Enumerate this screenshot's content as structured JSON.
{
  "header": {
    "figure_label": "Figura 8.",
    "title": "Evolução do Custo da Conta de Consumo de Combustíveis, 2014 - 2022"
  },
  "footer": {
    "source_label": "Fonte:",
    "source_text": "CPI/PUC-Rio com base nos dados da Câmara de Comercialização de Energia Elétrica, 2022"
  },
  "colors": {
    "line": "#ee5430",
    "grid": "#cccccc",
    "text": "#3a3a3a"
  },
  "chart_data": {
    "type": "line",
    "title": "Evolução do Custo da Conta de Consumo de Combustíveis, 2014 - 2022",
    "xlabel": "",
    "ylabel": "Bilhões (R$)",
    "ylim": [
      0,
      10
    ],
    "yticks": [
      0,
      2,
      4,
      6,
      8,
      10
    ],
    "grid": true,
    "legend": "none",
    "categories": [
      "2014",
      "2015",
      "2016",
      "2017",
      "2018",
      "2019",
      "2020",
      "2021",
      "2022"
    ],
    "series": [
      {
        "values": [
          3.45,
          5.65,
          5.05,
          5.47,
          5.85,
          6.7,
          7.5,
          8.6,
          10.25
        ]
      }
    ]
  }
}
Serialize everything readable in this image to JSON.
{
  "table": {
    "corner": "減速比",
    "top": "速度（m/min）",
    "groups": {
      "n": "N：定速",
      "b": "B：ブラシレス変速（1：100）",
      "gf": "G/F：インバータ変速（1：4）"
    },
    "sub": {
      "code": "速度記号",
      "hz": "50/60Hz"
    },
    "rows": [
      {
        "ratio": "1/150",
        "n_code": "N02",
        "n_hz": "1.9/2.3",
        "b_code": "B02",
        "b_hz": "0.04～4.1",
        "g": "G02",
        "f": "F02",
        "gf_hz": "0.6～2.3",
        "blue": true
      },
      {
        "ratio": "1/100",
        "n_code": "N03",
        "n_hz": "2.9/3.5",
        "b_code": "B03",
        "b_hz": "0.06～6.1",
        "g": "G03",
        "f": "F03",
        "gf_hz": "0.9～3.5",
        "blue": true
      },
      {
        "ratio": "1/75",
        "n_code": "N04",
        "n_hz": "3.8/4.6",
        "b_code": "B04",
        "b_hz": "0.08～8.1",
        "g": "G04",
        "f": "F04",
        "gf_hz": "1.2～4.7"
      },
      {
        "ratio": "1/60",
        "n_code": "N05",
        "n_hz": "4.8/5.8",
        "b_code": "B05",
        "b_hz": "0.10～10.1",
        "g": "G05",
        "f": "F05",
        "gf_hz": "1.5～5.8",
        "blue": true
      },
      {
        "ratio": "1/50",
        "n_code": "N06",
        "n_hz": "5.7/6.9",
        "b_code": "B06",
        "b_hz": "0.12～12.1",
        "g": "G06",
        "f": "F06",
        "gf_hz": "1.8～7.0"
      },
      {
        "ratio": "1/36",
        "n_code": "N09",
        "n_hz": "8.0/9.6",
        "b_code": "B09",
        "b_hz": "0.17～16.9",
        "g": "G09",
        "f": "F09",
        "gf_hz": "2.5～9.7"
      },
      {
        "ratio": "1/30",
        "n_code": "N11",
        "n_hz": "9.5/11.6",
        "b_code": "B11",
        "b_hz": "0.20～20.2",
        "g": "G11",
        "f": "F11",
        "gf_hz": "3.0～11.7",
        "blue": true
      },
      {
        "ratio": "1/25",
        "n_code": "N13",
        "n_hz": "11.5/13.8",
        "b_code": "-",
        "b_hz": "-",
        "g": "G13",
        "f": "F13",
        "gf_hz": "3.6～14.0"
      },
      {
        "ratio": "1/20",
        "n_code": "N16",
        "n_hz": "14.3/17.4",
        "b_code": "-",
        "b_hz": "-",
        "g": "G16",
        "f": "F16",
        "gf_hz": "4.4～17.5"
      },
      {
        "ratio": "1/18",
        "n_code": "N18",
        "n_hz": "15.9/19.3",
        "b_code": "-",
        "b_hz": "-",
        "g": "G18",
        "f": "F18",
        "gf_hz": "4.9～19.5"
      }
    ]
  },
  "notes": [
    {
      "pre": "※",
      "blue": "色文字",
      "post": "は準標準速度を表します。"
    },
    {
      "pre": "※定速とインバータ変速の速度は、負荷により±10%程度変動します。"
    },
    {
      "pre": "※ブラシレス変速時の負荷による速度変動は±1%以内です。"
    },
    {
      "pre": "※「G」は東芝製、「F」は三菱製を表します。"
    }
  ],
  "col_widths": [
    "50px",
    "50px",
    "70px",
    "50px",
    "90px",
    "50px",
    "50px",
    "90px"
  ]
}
☆ ☆ ☆ ☆ ☆ ☆ ☆
Count every line of the records that holds "Consumo". State the number, nothing else.

2